[Dataset records]
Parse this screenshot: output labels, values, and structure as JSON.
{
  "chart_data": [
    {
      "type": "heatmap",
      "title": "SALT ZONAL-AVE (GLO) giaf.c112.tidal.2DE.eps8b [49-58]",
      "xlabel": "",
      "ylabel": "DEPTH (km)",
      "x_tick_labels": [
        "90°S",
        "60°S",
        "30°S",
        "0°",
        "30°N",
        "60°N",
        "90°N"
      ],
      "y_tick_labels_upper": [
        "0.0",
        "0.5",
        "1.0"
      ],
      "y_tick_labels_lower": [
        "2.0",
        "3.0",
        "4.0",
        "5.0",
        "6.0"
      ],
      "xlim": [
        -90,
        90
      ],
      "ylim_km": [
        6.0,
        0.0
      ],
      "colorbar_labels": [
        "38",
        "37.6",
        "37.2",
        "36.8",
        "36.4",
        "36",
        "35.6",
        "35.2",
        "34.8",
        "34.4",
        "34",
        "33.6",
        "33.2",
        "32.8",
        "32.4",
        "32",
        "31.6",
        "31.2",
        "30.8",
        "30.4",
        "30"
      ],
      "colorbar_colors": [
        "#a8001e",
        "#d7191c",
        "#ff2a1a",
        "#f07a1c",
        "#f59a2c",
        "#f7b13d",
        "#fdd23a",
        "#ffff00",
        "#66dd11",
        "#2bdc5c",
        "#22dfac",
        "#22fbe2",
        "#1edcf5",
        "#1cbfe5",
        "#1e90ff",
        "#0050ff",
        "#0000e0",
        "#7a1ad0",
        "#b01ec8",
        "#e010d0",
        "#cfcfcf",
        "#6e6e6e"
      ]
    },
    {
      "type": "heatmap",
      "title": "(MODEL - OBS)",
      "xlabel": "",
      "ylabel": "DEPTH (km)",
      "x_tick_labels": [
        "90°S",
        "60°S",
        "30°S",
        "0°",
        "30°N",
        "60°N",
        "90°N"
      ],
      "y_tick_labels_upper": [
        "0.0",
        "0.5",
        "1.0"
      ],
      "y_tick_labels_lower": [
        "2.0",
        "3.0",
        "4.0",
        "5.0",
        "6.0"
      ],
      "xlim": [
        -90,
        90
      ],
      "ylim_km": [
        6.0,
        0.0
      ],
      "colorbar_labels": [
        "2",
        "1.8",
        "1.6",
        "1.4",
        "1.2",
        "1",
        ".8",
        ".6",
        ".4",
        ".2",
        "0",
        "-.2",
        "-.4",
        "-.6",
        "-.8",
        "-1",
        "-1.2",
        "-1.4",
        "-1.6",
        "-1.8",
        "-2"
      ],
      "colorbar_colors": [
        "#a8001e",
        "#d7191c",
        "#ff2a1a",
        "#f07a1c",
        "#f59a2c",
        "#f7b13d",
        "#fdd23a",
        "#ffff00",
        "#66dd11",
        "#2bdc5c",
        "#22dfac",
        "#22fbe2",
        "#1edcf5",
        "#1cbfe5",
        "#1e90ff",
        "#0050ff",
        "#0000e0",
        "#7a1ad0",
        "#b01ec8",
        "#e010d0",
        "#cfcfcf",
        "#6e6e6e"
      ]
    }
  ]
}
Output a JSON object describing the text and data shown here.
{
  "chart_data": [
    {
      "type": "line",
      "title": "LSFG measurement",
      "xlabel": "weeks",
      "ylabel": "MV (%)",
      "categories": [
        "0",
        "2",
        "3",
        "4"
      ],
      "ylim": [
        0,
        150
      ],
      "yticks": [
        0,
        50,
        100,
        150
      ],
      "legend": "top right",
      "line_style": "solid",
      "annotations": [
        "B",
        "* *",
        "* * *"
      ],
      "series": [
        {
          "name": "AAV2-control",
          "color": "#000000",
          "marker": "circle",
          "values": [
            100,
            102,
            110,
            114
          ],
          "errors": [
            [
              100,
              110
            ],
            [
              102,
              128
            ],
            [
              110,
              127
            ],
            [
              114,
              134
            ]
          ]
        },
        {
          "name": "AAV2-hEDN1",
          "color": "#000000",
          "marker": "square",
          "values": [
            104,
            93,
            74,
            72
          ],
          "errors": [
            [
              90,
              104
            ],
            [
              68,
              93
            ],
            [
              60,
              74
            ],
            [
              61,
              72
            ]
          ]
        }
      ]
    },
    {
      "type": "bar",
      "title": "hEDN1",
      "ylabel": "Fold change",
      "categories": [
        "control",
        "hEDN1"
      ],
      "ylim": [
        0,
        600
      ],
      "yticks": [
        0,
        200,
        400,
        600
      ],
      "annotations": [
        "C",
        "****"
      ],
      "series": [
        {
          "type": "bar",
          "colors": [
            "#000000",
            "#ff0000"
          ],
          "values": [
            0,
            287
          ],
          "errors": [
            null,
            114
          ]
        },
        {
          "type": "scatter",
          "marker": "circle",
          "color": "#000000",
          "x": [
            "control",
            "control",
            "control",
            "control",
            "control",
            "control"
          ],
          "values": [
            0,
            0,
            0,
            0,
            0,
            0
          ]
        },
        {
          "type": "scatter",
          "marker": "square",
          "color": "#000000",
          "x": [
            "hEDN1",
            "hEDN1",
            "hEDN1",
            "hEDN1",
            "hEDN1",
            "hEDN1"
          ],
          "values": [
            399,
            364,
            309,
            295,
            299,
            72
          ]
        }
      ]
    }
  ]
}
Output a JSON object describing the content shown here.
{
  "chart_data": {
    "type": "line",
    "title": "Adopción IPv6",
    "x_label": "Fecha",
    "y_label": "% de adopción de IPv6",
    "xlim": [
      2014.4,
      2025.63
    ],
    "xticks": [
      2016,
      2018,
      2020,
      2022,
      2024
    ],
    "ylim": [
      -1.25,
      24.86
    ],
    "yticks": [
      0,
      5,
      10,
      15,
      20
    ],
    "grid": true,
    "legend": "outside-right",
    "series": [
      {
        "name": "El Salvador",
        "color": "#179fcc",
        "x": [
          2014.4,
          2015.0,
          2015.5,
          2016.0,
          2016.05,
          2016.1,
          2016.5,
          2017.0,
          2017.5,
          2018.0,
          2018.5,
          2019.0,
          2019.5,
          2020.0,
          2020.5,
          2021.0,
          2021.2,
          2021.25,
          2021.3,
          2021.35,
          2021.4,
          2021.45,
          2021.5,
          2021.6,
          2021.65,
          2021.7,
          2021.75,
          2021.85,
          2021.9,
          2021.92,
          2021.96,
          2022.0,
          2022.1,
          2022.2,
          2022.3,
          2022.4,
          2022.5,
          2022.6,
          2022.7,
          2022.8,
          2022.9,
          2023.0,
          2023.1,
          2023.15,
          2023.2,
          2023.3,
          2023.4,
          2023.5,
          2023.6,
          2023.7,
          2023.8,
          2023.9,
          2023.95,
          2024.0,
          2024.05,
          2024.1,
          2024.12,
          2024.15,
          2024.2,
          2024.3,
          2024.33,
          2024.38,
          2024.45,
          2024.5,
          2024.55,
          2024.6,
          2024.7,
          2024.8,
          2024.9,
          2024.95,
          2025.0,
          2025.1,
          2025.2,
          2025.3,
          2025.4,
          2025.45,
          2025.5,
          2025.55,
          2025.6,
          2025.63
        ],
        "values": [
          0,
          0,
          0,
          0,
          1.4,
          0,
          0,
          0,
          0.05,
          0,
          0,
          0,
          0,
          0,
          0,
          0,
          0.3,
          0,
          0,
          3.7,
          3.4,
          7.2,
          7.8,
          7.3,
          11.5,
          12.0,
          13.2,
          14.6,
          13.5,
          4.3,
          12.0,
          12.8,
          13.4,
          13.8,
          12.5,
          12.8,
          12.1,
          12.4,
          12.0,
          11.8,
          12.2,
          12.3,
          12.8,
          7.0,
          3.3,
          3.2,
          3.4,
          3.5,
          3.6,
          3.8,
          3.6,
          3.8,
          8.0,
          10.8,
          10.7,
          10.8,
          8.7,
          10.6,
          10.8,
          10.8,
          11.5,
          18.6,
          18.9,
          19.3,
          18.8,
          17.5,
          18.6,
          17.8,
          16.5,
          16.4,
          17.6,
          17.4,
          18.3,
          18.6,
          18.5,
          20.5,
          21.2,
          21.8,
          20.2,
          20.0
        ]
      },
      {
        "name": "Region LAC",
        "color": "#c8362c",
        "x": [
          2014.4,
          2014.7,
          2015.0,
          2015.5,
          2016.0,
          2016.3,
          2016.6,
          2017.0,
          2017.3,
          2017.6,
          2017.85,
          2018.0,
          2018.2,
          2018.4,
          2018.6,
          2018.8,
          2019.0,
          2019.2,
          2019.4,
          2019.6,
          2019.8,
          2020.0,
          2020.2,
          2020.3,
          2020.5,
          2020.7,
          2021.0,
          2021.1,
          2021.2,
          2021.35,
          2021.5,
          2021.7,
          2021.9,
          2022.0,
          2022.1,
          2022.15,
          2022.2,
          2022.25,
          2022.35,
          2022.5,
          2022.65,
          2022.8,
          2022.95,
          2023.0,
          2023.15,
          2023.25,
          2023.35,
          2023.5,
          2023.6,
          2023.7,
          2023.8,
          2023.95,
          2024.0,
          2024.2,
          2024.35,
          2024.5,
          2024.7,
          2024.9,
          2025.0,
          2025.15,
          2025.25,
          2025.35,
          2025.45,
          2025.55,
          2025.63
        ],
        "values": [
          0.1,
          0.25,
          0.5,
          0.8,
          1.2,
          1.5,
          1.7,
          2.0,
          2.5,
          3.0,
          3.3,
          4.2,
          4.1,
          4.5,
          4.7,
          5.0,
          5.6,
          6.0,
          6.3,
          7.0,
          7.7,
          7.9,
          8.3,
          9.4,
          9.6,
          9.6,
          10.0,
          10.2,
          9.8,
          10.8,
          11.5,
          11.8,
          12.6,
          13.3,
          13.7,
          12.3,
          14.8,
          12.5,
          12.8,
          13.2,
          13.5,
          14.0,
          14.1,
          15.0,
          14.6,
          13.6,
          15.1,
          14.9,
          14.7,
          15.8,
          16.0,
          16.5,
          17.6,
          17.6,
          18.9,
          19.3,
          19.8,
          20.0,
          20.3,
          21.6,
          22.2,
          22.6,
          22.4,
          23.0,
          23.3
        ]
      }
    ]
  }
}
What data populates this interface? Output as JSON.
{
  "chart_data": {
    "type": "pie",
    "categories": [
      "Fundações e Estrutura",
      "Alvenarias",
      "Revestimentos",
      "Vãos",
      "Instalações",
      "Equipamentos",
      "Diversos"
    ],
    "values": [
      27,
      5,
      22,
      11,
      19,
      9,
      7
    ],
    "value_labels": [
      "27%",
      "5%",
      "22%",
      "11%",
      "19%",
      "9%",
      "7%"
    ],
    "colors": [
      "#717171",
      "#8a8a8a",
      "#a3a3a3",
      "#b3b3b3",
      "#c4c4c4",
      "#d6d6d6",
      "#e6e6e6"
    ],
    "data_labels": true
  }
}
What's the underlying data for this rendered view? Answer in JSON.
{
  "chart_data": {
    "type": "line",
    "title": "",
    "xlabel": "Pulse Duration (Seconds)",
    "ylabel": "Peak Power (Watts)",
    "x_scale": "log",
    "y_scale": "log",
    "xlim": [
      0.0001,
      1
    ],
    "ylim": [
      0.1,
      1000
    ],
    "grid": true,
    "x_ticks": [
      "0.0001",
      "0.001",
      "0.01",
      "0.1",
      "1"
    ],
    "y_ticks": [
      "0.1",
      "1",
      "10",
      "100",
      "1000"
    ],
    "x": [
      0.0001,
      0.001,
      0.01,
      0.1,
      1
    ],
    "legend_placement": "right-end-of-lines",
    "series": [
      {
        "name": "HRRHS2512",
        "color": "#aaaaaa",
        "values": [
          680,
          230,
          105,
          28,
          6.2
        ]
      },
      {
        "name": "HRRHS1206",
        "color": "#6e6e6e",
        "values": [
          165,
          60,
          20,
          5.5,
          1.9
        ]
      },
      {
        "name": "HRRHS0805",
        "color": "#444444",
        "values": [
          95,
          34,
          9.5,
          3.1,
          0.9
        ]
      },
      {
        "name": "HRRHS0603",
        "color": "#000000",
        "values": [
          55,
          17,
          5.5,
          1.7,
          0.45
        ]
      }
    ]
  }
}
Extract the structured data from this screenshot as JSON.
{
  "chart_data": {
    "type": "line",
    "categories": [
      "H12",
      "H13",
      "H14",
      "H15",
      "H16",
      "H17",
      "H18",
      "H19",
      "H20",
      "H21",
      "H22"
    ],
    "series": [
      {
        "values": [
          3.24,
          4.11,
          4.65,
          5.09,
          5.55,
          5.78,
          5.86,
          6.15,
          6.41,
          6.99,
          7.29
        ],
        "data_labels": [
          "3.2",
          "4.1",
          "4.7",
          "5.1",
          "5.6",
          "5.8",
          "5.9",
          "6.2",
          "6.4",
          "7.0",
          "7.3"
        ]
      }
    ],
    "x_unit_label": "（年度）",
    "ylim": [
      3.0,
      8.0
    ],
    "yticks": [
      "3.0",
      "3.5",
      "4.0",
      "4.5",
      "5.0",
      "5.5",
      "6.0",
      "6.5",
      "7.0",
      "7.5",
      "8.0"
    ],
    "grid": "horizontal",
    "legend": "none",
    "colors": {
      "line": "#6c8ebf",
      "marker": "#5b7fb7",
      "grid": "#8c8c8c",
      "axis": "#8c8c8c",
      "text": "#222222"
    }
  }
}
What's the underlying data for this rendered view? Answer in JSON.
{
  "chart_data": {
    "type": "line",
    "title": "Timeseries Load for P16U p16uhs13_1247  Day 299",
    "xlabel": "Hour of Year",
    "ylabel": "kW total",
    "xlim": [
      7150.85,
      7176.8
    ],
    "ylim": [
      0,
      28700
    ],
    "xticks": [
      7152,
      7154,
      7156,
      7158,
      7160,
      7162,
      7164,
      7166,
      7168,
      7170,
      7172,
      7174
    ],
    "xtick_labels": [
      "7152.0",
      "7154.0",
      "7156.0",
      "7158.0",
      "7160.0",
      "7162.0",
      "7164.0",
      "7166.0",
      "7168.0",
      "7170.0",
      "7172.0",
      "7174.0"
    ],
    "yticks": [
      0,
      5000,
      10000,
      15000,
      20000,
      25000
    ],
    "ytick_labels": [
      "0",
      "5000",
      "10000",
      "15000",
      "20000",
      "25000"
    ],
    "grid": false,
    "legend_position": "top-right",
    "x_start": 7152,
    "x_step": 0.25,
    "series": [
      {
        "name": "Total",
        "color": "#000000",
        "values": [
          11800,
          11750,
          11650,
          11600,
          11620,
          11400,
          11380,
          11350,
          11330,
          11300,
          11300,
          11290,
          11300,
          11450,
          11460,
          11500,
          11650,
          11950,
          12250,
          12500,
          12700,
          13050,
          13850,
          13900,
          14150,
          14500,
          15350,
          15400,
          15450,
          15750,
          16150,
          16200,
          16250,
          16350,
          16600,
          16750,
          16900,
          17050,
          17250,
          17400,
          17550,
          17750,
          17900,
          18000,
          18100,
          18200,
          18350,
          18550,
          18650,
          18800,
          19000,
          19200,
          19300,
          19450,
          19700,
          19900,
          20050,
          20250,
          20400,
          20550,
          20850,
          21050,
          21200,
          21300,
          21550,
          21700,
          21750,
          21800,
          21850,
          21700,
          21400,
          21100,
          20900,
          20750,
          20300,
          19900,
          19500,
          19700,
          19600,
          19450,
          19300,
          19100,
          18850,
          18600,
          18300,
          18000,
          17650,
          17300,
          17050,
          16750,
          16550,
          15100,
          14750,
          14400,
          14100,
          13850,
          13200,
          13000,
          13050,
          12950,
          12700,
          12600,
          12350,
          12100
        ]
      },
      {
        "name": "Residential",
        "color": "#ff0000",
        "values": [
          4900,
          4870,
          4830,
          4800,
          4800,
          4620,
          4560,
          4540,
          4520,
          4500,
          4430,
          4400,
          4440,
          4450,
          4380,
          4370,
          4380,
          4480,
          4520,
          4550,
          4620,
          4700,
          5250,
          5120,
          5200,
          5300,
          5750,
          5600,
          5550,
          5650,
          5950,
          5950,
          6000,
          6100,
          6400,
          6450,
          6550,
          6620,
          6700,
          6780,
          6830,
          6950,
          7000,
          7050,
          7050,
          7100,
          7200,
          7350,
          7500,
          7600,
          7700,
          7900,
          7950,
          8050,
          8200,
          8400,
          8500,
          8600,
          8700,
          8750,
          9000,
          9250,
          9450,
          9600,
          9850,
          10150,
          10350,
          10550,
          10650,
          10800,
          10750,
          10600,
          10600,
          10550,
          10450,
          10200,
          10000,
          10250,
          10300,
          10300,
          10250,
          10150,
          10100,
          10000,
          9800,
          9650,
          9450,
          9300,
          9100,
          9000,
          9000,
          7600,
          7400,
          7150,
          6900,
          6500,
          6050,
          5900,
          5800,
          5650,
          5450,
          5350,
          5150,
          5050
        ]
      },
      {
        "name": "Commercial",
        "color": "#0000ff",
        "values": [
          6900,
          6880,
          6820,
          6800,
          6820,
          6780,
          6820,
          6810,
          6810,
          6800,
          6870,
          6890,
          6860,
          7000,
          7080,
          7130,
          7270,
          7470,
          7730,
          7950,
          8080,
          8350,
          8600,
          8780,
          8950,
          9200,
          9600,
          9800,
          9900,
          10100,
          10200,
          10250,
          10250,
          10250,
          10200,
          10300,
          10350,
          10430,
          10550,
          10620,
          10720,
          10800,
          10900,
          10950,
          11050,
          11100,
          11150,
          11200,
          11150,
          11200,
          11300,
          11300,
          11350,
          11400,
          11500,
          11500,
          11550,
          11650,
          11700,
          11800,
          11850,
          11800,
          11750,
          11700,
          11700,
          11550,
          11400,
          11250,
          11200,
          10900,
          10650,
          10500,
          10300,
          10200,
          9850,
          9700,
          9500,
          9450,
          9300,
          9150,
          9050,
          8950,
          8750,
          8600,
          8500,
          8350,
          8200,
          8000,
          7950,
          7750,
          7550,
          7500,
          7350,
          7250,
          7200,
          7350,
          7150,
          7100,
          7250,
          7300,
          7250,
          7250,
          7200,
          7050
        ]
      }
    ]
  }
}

▸ Work instructions
How many lines in the records above contain the word "JSON"? Reply with the number and nothing more.

▸ Answer to the exercise
7